● **Provided text**
---

Black Americans have shed blood in every American war since the Revolution. This country, even the very Capitol building in which today's legislators now demand to see the birth certificate of the first black president, was built on the sweat and sinew of slaves. Before we were people in the eyes of the law, before we had the right to vote, before we had a black president, we were here, helping make this country as it is today. We are as American as it gets. And frankly, the time of people who think otherwise is passing. If that's the country Buchanan wants to hold onto, well, he's right, he is losing it.

And about time too.


Buchanan's article is here, and it's well worth a read.

Traditional Americans are losing their nation
Posted: October 20, 2009
1:00 am Eastern

In the brief age of Obama, we have had "truthers," "birthers," tea party activists and town-hall dissenters.

Comes now, the "Oath Keepers." And who might they be?

Writes Alan Maimon in the Las Vegas Review-Journal, Oath Keepers, depending on where one stands, are "either strident defenders of liberty or dangerous peddlers of paranoia."

Formed in March, they are ex-military and police who repledge themselves to defend the Constitution, even if it means disobeying orders. If the U.S. government ordered law enforcement agencies to violate Second Amendment rights by disarming the people, Oath Keepers will not obey.

"The whole point of Oath Keepers is to stop a dictatorship from ever happening here," says founding father Stewart Rhodes, an ex-Army paratrooper and Yale-trained lawyer. "My focus is on the guys with the guns, because they can't do it without them.

"We say if the American people decide it's time for a revolution, we'll fight with you."

Prediction: Brother Rhodes is headed for cable stardom.

And if the Pelosi-Reid progressives went postal over town-hall protesters, calling them "un-American," "Nazis" and "evil-mongers," one can imagine what they will do with the Oath Keepers.

As with Jimmy Carter's long-range psychoanalysis of Joe Wilson, the reflexive reaction of the mainstream media will likely be that these are militia types, driven to irrationality because America has a black president.

Yet, the establishment's reaction seems more problematic for the republic than anything the Oath Keepers are up to. For our political and media elite seem to have lost touch with the nation and to be wedded to a vision of America divorced from reality.

Progressives are the folks who, in the 1960s, could easily understand that urban riots that took scores of lives and destroyed billions in property were an inevitable reaction to racism, poverty and despair. They could empathize with the rage of campus radicals who burned down the ROTC building and bombed the Pentagon.

---

● **Source material**
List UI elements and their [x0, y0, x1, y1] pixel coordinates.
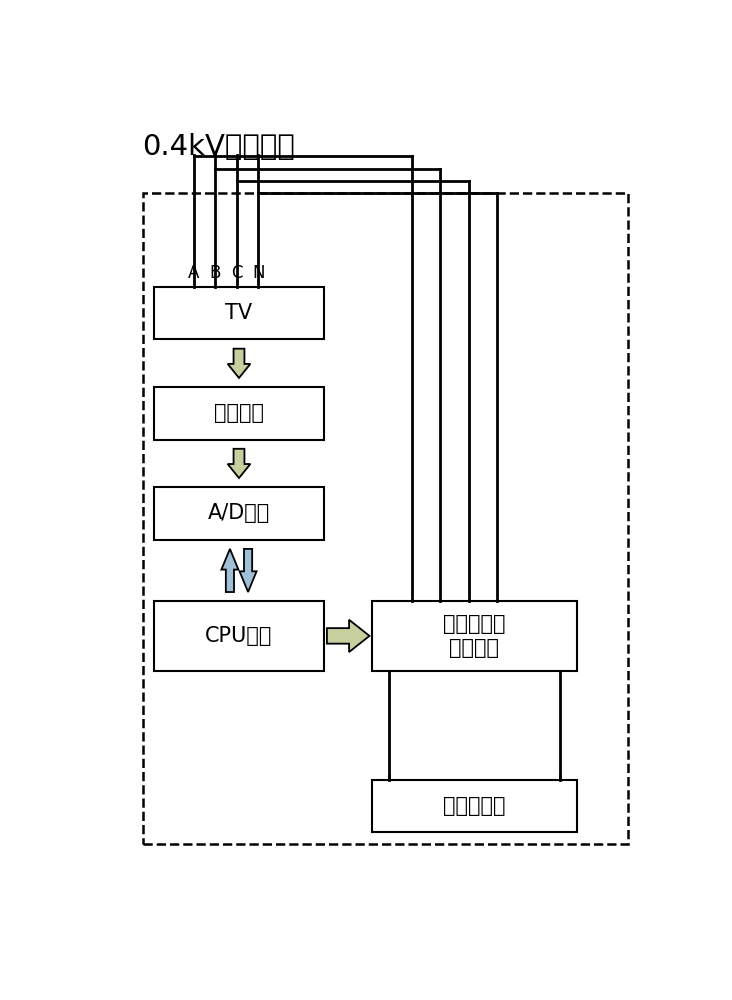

---

● **Tasks to perform**
1 > Summarize the text in two sentences.
2 > Write out everything in the text from "Black Americans have" down to "worth a read.", keeping every word unchanged.

● **Final answers**
1 > The writer argues that Black Americans, who have shed blood in every American war since the Revolution and whose enslaved ancestors built the Capitol, are as American as it gets, and that if the country Buchanan wants to hold onto is one where people think otherwise, he is indeed losing it. The quoted Buchanan article describes the Oath Keepers, ex-military and police formed in March who repledge to defend the Constitution even if it means disobeying orders, and contends that the political and media elite have lost touch with the nation.

2 >
Black Americans have shed blood in every American war since the Revolution. This country, even the very Capitol building in which today's legislators now demand to see the birth certificate of the first black president, was built on the sweat and sinew of slaves. Before we were people in the eyes of the law, before we had the right to vote, before we had a black president, we were here, helping make this country as it is today. We are as American as it gets. And frankly, the time of people who think otherwise is passing. If that's the country Buchanan wants to hold onto, well, he's right, he is losing it.

And about time too.


Buchanan's article is here, and it's well worth a read.